Bacteriocin-induced mechanism of Wickerhamomyces anomalus Y-5 co-cultured with Lactiplantibacillus paraplantarum RX-8 by transcriptomic and proteomic analysis

Abstract

Abstract Bacteriocin is a broad-spectrum antimicrobial active metabolite with a high potential for application in the food field. The previous studies found that co-culture of Wickerhamomyces anomalus Y-5 and Lactiplantibacillus paraplantarum RX-8 could increase the production of plantaricin RX-8. In order to investigate the induced mechanism of W. anomalus Y-5 in co-culture, this study explored the effects of induction components and contact mode on plantaricin RX-8; followed by transcriptomic and proteomic analyses of W. anomalus Y-5 in mono and co-culture systems, and screened differential metabolites by targeted metabolomic; finally, the potential inducing substances were subjected to validation experiments. The results indicated that the induced effect may not require direct cell contact, rather secretions constant stimulation. In co-culture system, W. anomalus Y-5 reduced nitrogen uptake, which allowed the release of the active Tap42 protein into the cytoplasm to stimulate the expression of retrograde genes, maintained biosynthesis of glutamic acid and glutamine. In addition, W. anomalus Y-5 was subjected to acid and osmotic stress, which resulted in activation of cAMP synthesis, inhibition of Ras protein activity, and up-regulation of Hxk2 expression. Further, we found that glutamine, inosine, guanosine, adenine, uracil, fumaric acid and pyruvic acid were the key substances that induced the production of plantaricin RX-8, and the optimal addition time was 8 h. In conclusion, these findings provided new perspectives on the identification of inducing substances and the analysis of production pathways in the efficient synthesis of bacteriocin induced by fungi, and lay the foundation for the industrial production of bacteriocin.

### Records shown

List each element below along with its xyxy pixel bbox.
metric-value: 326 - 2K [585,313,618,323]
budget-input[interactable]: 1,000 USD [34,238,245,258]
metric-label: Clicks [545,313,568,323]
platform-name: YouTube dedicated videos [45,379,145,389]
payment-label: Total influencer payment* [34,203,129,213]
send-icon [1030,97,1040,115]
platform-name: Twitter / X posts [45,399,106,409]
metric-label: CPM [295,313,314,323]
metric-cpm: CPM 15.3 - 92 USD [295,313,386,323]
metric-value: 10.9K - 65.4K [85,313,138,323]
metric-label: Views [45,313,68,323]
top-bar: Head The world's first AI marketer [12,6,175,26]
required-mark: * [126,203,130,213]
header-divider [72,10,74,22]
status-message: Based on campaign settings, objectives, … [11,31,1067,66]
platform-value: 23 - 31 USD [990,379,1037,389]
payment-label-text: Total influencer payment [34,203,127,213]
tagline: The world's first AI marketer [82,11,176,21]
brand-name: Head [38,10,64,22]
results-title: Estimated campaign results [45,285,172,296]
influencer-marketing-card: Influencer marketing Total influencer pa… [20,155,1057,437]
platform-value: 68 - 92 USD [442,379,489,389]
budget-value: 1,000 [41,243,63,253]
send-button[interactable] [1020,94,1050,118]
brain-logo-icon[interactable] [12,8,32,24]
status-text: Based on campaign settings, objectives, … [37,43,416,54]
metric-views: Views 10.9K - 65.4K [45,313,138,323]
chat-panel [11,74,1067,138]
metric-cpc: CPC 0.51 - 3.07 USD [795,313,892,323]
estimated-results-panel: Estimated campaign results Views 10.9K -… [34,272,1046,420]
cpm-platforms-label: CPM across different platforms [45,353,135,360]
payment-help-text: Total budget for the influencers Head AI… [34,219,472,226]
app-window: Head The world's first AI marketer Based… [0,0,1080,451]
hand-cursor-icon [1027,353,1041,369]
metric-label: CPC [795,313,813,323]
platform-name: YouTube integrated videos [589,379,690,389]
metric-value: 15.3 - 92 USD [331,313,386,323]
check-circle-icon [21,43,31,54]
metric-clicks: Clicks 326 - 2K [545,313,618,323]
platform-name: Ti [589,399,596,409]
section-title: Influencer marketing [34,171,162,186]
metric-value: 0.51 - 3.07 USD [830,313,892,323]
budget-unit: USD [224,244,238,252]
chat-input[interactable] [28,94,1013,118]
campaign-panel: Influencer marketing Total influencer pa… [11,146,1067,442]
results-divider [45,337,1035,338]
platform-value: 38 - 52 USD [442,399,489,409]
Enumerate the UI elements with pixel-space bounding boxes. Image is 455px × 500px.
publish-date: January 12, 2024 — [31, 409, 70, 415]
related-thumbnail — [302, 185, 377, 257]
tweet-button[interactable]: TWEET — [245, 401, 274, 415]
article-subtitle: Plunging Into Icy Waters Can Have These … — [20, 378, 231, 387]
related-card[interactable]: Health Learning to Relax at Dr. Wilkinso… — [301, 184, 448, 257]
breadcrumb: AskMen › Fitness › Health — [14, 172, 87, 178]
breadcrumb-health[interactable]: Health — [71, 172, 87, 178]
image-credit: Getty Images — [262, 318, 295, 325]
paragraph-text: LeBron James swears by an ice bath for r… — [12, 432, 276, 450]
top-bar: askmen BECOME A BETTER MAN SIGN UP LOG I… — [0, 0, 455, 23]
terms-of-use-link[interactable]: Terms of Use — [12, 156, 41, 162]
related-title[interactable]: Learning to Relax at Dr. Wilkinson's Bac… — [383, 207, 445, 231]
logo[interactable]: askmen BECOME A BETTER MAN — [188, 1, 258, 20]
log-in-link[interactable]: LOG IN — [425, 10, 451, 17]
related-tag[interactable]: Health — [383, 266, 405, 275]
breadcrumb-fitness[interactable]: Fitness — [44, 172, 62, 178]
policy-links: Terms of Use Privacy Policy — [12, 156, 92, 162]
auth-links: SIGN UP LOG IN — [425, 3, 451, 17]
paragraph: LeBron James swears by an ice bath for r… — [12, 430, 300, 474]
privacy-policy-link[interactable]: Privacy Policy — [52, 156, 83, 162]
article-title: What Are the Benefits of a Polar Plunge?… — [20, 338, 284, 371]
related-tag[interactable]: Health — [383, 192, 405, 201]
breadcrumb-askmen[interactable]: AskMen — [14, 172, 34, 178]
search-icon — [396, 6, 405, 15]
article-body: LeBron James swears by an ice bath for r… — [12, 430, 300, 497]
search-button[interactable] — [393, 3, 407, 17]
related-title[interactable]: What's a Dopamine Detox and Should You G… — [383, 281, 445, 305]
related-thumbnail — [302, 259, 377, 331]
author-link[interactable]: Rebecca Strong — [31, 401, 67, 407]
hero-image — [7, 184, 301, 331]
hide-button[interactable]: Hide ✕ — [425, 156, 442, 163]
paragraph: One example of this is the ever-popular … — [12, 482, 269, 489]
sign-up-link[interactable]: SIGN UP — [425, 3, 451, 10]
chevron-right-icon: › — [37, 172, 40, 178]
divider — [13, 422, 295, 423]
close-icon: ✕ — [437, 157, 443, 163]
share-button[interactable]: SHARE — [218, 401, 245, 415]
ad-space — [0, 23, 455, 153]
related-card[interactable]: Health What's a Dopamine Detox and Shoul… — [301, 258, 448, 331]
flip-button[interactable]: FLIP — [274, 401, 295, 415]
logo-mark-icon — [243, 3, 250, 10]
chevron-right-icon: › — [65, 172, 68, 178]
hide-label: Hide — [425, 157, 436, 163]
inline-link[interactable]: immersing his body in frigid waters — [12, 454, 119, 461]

### Tasks for this exercise
**A.** From the bacteriocin abstract, list every substance identified as key to inducing the production of plantaricin RX-8.
**B.** For each statement, say yes or no depending on whether it agrees with the bacteriocin abstract, and quote the words from the abstract that decide it. (i) The inducing effect depends on direct cell contact. (ii) W. anomalus Y-5 took up less nitrogen in the co-culture system. (iii) The optimal addition time was 12 h.
The data are not needed for anything here.

### Answers by task
**A.** Glutamine, inosine, guanosine, adenine, uracil, fumaric acid, pyruvic acid

**B.**
(i) No: "the induced effect may not require direct cell contact, rather secretions constant stimulation"
(ii) Yes: "In co-culture system, W. anomalus Y-5 reduced nitrogen uptake"
(iii) No: "the optimal addition time was 8 h"